== Exercise requirements ==
Reproduce the listing that follows with no differences at all.

== Supplied data ==
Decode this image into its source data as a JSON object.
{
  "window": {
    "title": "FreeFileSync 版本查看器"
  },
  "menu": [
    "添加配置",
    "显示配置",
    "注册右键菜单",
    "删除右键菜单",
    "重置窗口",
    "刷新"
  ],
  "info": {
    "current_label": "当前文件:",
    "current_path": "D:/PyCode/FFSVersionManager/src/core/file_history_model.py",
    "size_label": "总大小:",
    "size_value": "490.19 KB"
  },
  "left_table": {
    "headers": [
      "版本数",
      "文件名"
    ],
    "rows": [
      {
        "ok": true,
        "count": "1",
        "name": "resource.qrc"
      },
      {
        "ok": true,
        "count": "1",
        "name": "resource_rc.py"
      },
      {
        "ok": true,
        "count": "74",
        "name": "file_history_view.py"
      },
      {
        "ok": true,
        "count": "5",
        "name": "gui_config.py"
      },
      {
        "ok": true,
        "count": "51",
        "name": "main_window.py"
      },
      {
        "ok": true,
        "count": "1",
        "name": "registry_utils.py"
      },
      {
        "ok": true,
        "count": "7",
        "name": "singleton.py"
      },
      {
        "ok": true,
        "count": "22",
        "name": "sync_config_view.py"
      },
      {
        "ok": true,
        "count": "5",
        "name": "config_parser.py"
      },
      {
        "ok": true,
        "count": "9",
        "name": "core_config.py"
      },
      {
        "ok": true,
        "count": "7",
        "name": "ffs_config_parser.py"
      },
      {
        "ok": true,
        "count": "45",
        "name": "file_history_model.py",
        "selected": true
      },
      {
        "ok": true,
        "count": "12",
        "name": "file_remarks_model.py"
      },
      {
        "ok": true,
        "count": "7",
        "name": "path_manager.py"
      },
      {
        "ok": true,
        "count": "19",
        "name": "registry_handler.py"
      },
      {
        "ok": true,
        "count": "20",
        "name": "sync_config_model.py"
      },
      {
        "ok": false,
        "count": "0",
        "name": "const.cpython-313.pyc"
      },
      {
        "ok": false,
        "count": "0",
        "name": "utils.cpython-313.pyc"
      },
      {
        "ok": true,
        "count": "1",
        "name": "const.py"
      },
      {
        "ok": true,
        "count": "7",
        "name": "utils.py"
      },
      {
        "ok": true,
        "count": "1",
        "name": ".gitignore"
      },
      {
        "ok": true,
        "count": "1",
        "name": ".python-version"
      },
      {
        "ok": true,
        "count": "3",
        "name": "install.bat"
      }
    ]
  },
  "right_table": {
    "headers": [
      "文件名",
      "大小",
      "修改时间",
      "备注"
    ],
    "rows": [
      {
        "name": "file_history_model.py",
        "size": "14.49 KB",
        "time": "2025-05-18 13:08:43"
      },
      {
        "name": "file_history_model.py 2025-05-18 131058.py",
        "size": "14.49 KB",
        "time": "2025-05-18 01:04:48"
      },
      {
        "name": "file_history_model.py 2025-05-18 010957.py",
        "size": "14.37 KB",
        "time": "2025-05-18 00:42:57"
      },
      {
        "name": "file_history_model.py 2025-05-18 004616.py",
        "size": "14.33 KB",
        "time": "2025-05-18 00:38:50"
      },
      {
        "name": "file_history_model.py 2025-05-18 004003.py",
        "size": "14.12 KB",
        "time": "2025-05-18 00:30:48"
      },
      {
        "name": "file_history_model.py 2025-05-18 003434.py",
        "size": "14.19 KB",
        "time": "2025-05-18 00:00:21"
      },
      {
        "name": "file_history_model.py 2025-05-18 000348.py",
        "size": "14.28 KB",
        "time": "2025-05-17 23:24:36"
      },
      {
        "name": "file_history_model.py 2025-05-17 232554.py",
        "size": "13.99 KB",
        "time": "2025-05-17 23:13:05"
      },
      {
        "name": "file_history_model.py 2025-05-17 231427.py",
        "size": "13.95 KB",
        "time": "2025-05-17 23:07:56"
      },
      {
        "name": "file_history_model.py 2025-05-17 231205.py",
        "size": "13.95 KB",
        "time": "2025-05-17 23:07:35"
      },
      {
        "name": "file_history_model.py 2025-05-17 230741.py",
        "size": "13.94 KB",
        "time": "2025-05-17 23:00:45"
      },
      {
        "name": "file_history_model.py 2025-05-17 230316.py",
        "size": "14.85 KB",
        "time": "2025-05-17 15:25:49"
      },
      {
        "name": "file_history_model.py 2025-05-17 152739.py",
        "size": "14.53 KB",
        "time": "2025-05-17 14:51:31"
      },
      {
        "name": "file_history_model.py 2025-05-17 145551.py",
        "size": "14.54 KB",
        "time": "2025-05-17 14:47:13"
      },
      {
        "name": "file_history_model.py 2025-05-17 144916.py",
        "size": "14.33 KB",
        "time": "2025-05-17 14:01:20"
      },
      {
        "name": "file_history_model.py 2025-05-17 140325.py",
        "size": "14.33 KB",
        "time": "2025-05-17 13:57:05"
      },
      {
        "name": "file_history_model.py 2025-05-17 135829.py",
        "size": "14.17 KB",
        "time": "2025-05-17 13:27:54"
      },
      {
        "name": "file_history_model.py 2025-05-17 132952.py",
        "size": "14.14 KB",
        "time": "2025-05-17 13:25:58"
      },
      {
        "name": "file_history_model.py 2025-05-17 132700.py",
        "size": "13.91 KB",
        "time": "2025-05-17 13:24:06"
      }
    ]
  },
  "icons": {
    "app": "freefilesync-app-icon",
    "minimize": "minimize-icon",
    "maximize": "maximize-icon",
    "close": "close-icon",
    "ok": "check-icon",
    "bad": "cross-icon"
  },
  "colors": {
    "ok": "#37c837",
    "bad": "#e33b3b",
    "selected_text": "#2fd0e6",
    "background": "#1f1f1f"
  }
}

== Solution to the exercise ==
Decode this image into its source data as a JSON object.
{
  "window": {
    "title": "FreeFileSync 版本查看器"
  },
  "menu": [
    "添加配置",
    "显示配置",
    "注册右键菜单",
    "删除右键菜单",
    "重置窗口",
    "刷新"
  ],
  "info": {
    "current_label": "当前文件:",
    "current_path": "D:/PyCode/FFSVersionManager/src/core/file_history_model.py",
    "size_label": "总大小:",
    "size_value": "490.19 KB"
  },
  "left_table": {
    "headers": [
      "版本数",
      "文件名"
    ],
    "rows": [
      {
        "ok": true,
        "count": "1",
        "name": "resource.qrc"
      },
      {
        "ok": true,
        "count": "1",
        "name": "resource_rc.py"
      },
      {
        "ok": true,
        "count": "74",
        "name": "file_history_view.py"
      },
      {
        "ok": true,
        "count": "5",
        "name": "gui_config.py"
      },
      {
        "ok": true,
        "count": "51",
        "name": "main_window.py"
      },
      {
        "ok": true,
        "count": "1",
        "name": "registry_utils.py"
      },
      {
        "ok": true,
        "count": "7",
        "name": "singleton.py"
      },
      {
        "ok": true,
        "count": "22",
        "name": "sync_config_view.py"
      },
      {
        "ok": true,
        "count": "5",
        "name": "config_parser.py"
      },
      {
        "ok": true,
        "count": "9",
        "name": "core_config.py"
      },
      {
        "ok": true,
        "count": "7",
        "name": "ffs_config_parser.py"
      },
      {
        "ok": true,
        "count": "45",
        "name": "file_history_model.py",
        "selected": true
      },
      {
        "ok": true,
        "count": "12",
        "name": "file_remarks_model.py"
      },
      {
        "ok": true,
        "count": "7",
        "name": "path_manager.py"
      },
      {
        "ok": true,
        "count": "19",
        "name": "registry_handler.py"
      },
      {
        "ok": true,
        "count": "20",
        "name": "sync_config_model.py"
      },
      {
        "ok": false,
        "count": "0",
        "name": "const.cpython-313.pyc"
      },
      {
        "ok": false,
        "count": "0",
        "name": "utils.cpython-313.pyc"
      },
      {
        "ok": true,
        "count": "1",
        "name": "const.py"
      },
      {
        "ok": true,
        "count": "7",
        "name": "utils.py"
      },
      {
        "ok": true,
        "count": "1",
        "name": ".gitignore"
      },
      {
        "ok": true,
        "count": "1",
        "name": ".python-version"
      },
      {
        "ok": true,
        "count": "3",
        "name": "install.bat"
      }
    ]
  },
  "right_table": {
    "headers": [
      "文件名",
      "大小",
      "修改时间",
      "备注"
    ],
    "rows": [
      {
        "name": "file_history_model.py",
        "size": "14.49 KB",
        "time": "2025-05-18 13:08:43"
      },
      {
        "name": "file_history_model.py 2025-05-18 131058.py",
        "size": "14.49 KB",
        "time": "2025-05-18 01:04:48"
      },
      {
        "name": "file_history_model.py 2025-05-18 010957.py",
        "size": "14.37 KB",
        "time": "2025-05-18 00:42:57"
      },
      {
        "name": "file_history_model.py 2025-05-18 004616.py",
        "size": "14.33 KB",
        "time": "2025-05-18 00:38:50"
      },
      {
        "name": "file_history_model.py 2025-05-18 004003.py",
        "size": "14.12 KB",
        "time": "2025-05-18 00:30:48"
      },
      {
        "name": "file_history_model.py 2025-05-18 003434.py",
        "size": "14.19 KB",
        "time": "2025-05-18 00:00:21"
      },
      {
        "name": "file_history_model.py 2025-05-18 000348.py",
        "size": "14.28 KB",
        "time": "2025-05-17 23:24:36"
      },
      {
        "name": "file_history_model.py 2025-05-17 232554.py",
        "size": "13.99 KB",
        "time": "2025-05-17 23:13:05"
      },
      {
        "name": "file_history_model.py 2025-05-17 231427.py",
        "size": "13.95 KB",
        "time": "2025-05-17 23:07:56"
      },
      {
        "name": "file_history_model.py 2025-05-17 231205.py",
        "size": "13.95 KB",
        "time": "2025-05-17 23:07:35"
      },
      {
        "name": "file_history_model.py 2025-05-17 230741.py",
        "size": "13.94 KB",
        "time": "2025-05-17 23:00:45"
      },
      {
        "name": "file_history_model.py 2025-05-17 230316.py",
        "size": "14.85 KB",
        "time": "2025-05-17 15:25:49"
      },
      {
        "name": "file_history_model.py 2025-05-17 152739.py",
        "size": "14.53 KB",
        "time": "2025-05-17 14:51:31"
      },
      {
        "name": "file_history_model.py 2025-05-17 145551.py",
        "size": "14.54 KB",
        "time": "2025-05-17 14:47:13"
      },
      {
        "name": "file_history_model.py 2025-05-17 144916.py",
        "size": "14.33 KB",
        "time": "2025-05-17 14:01:20"
      },
      {
        "name": "file_history_model.py 2025-05-17 140325.py",
        "size": "14.33 KB",
        "time": "2025-05-17 13:57:05"
      },
      {
        "name": "file_history_model.py 2025-05-17 135829.py",
        "size": "14.17 KB",
        "time": "2025-05-17 13:27:54"
      },
      {
        "name": "file_history_model.py 2025-05-17 132952.py",
        "size": "14.14 KB",
        "time": "2025-05-17 13:25:58"
      },
      {
        "name": "file_history_model.py 2025-05-17 132700.py",
        "size": "13.91 KB",
        "time": "2025-05-17 13:24:06"
      }
    ]
  },
  "icons": {
    "app": "freefilesync-app-icon",
    "minimize": "minimize-icon",
    "maximize": "maximize-icon",
    "close": "close-icon",
    "ok": "check-icon",
    "bad": "cross-icon"
  },
  "colors": {
    "ok": "#37c837",
    "bad": "#e33b3b",
    "selected_text": "#2fd0e6",
    "background": "#1f1f1f"
  }
}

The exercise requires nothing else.